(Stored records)
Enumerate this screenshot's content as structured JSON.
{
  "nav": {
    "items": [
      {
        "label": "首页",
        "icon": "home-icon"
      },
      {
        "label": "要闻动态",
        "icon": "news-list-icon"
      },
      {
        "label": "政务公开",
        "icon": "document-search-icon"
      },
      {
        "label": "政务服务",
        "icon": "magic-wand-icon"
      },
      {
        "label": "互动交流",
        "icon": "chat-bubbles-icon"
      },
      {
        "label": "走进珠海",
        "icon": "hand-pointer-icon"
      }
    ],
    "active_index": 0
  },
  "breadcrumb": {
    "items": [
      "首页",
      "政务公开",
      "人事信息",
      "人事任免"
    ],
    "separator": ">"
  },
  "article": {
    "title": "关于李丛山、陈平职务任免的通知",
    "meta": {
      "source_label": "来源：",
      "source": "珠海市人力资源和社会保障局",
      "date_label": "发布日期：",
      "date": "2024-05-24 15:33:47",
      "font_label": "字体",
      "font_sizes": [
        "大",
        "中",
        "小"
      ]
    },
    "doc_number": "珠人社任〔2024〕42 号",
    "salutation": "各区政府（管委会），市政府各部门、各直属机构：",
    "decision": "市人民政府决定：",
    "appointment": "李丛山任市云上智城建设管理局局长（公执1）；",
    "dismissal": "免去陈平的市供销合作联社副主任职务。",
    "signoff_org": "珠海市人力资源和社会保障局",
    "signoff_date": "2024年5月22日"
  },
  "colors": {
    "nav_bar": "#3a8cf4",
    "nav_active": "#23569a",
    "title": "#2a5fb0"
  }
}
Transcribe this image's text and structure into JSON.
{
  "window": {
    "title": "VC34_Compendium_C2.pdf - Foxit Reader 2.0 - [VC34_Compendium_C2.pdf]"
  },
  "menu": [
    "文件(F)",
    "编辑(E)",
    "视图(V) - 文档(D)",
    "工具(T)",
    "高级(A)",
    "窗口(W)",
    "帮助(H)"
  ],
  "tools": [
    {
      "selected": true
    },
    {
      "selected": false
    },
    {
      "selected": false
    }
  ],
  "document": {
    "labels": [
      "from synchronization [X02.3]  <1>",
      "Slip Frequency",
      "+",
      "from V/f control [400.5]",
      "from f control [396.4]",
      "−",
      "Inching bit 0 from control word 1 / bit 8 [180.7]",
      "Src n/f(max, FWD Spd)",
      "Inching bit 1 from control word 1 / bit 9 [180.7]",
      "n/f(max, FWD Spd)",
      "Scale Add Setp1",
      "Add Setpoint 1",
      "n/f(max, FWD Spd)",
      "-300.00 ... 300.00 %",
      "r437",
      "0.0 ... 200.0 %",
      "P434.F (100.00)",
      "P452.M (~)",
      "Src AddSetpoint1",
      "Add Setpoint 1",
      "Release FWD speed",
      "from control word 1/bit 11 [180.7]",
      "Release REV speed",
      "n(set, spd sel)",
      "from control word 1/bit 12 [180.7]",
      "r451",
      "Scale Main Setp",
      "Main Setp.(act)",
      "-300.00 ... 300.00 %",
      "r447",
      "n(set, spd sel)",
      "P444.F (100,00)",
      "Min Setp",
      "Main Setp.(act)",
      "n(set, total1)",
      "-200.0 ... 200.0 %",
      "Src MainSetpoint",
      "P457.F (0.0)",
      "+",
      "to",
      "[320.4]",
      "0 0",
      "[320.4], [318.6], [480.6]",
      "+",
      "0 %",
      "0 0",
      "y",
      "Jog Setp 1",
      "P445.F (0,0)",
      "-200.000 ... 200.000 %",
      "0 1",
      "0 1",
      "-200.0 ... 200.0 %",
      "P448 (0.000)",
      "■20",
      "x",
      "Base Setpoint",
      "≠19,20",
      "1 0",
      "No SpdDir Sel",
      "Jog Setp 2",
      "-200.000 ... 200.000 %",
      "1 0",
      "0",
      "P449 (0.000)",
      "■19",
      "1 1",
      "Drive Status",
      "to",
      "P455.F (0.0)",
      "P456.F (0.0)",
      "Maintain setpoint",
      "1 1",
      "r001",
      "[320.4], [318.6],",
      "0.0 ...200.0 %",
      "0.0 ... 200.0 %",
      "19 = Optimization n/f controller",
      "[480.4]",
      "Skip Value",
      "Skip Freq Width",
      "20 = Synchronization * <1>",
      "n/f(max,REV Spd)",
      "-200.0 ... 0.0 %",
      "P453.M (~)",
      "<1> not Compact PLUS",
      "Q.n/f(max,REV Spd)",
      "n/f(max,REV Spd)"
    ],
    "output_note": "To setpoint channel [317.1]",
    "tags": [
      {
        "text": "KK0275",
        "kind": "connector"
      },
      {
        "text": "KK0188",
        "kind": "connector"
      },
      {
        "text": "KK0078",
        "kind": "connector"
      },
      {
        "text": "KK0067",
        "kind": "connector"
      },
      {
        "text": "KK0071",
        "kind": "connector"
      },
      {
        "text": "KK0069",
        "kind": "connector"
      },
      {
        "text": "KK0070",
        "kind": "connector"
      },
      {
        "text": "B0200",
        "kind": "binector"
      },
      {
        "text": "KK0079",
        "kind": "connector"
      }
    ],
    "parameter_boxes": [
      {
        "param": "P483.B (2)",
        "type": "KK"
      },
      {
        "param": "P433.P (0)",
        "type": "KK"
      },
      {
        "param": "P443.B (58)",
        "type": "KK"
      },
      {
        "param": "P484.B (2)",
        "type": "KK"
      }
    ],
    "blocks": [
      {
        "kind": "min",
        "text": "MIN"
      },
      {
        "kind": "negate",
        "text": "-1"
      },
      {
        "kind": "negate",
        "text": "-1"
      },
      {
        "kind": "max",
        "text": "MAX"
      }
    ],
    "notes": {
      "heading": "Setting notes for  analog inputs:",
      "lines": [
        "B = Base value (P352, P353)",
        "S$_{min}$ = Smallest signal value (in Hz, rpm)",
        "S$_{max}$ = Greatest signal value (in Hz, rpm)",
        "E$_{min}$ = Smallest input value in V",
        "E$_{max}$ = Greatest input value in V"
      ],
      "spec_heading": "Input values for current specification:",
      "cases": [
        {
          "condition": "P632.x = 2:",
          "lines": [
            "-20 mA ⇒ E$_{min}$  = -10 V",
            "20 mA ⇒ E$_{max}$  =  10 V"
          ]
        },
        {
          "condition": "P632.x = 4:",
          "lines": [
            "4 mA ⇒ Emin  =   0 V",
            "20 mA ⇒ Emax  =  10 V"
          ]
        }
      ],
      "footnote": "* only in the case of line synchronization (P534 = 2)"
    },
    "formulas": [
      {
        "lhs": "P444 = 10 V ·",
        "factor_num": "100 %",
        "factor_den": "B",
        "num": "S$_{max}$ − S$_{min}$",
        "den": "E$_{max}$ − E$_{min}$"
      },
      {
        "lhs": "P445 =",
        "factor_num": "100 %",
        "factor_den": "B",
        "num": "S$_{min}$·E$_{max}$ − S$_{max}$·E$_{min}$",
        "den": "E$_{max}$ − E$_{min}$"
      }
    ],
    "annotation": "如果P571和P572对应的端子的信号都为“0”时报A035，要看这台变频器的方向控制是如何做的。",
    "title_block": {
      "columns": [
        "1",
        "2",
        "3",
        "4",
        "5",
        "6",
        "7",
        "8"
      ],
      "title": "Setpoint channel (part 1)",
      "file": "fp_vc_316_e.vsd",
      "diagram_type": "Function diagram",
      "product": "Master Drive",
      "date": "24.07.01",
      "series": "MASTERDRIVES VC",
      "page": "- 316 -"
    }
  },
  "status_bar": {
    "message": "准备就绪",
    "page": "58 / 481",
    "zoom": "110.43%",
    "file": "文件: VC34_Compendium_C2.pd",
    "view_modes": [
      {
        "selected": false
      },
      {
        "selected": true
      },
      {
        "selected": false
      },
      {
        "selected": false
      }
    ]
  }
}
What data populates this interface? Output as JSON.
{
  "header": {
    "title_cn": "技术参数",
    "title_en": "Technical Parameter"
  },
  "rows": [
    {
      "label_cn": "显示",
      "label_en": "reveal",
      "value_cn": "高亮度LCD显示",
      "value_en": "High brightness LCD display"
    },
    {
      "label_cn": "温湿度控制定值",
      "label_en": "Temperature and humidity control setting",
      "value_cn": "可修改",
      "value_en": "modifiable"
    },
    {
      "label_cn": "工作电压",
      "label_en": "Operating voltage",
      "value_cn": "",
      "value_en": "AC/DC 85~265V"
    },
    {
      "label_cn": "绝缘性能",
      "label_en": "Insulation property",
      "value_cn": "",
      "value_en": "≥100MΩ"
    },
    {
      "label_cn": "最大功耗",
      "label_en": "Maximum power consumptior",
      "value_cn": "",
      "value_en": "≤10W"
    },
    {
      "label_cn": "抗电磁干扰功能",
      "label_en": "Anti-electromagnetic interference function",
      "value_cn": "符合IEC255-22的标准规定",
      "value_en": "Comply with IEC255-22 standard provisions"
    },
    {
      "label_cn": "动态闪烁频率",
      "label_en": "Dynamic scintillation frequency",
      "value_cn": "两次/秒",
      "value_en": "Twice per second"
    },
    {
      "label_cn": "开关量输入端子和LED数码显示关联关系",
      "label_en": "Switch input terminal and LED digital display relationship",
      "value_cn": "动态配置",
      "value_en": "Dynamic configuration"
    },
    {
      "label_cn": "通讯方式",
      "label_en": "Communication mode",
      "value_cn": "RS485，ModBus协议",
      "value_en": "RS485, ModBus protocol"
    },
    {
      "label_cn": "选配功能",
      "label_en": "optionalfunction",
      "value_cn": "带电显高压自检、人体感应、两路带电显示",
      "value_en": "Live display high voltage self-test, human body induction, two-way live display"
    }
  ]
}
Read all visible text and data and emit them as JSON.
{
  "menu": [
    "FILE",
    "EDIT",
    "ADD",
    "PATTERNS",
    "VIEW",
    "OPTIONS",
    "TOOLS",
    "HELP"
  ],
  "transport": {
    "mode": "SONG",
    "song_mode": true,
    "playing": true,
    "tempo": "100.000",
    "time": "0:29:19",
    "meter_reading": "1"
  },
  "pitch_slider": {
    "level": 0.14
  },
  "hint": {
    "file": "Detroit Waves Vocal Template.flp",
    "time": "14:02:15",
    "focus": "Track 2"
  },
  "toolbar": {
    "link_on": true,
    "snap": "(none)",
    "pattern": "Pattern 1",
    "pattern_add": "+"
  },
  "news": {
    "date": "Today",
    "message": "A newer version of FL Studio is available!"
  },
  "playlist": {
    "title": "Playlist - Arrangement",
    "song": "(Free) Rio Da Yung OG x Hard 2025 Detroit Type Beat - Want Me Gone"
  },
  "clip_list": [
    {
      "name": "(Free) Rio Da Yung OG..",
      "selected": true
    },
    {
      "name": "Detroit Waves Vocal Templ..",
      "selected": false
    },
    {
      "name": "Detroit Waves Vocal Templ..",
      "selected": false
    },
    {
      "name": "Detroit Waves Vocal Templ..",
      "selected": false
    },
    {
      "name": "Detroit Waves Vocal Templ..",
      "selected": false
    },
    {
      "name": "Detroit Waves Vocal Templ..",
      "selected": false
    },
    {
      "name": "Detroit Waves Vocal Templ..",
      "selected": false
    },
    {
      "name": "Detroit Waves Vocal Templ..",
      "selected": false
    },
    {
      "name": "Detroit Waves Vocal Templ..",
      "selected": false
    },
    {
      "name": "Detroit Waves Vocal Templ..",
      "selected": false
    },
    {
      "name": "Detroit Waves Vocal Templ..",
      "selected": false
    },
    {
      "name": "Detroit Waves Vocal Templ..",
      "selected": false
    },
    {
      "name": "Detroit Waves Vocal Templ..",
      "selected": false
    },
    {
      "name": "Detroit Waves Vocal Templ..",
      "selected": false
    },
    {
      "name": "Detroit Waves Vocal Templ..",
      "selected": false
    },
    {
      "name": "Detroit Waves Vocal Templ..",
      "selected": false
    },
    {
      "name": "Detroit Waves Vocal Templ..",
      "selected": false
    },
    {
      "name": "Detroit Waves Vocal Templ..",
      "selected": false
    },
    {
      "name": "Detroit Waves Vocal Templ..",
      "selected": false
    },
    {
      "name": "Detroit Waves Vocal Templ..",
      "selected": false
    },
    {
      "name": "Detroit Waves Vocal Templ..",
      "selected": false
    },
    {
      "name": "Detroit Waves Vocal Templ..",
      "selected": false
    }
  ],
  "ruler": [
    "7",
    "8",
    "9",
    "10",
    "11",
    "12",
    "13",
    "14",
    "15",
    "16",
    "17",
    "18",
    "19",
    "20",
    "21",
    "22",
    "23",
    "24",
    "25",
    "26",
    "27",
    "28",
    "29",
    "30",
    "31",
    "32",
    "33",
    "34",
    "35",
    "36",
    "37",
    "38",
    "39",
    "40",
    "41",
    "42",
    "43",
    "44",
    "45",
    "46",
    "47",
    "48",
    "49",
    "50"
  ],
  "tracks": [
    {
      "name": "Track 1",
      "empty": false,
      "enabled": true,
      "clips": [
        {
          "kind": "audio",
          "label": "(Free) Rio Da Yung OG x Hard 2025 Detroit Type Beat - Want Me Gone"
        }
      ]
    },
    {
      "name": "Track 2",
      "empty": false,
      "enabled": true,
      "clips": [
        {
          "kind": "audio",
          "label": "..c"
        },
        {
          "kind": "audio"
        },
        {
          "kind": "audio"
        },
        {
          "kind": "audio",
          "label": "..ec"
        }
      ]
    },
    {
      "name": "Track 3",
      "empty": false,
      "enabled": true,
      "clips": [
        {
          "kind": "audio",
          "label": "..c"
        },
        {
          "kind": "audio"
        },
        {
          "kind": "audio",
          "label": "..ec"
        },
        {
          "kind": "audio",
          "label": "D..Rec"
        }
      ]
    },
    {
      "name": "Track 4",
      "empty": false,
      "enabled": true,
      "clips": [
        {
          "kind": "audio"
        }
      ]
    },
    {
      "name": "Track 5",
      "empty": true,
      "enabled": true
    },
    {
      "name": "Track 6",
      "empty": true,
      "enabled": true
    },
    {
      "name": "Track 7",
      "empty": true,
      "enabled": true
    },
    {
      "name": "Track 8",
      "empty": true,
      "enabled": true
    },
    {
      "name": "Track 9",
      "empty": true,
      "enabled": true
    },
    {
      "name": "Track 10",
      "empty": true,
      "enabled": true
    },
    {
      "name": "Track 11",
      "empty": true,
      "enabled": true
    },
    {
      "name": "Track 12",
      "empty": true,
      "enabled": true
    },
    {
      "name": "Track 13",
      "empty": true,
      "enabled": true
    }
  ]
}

▶ Aim of the task: Search the entries for the word "Gone", then gather every line that has it.

▶ Complete output:
    "song": "(Free) Rio Da Yung OG x Hard 2025 Detroit Type Beat - Want Me Gone"
          "label": "(Free) Rio Da Yung OG x Hard 2025 Detroit Type Beat - Want Me Gone"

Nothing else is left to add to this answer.